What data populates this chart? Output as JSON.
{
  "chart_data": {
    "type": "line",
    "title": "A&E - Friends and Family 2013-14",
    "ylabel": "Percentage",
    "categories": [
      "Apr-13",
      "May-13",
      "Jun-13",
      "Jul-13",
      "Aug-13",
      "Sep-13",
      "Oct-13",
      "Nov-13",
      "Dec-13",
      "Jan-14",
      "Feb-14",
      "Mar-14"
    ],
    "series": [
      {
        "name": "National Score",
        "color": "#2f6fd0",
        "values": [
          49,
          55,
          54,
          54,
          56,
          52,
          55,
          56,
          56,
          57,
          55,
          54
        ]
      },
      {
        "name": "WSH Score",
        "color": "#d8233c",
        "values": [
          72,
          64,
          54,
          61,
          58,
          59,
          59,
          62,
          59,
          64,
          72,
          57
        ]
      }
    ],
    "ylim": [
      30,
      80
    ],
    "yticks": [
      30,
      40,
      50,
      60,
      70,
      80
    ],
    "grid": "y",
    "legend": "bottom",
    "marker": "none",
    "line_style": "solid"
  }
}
········
[What this task involves]: Reproduce all of the entries word for word.

[Finished exercise]:
What data populates this chart? Output as JSON.
{
  "chart_data": {
    "type": "line",
    "title": "A&E - Friends and Family 2013-14",
    "ylabel": "Percentage",
    "categories": [
      "Apr-13",
      "May-13",
      "Jun-13",
      "Jul-13",
      "Aug-13",
      "Sep-13",
      "Oct-13",
      "Nov-13",
      "Dec-13",
      "Jan-14",
      "Feb-14",
      "Mar-14"
    ],
    "series": [
      {
        "name": "National Score",
        "color": "#2f6fd0",
        "values": [
          49,
          55,
          54,
          54,
          56,
          52,
          55,
          56,
          56,
          57,
          55,
          54
        ]
      },
      {
        "name": "WSH Score",
        "color": "#d8233c",
        "values": [
          72,
          64,
          54,
          61,
          58,
          59,
          59,
          62,
          59,
          64,
          72,
          57
        ]
      }
    ],
    "ylim": [
      30,
      80
    ],
    "yticks": [
      30,
      40,
      50,
      60,
      70,
      80
    ],
    "grid": "y",
    "legend": "bottom",
    "marker": "none",
    "line_style": "solid"
  }
}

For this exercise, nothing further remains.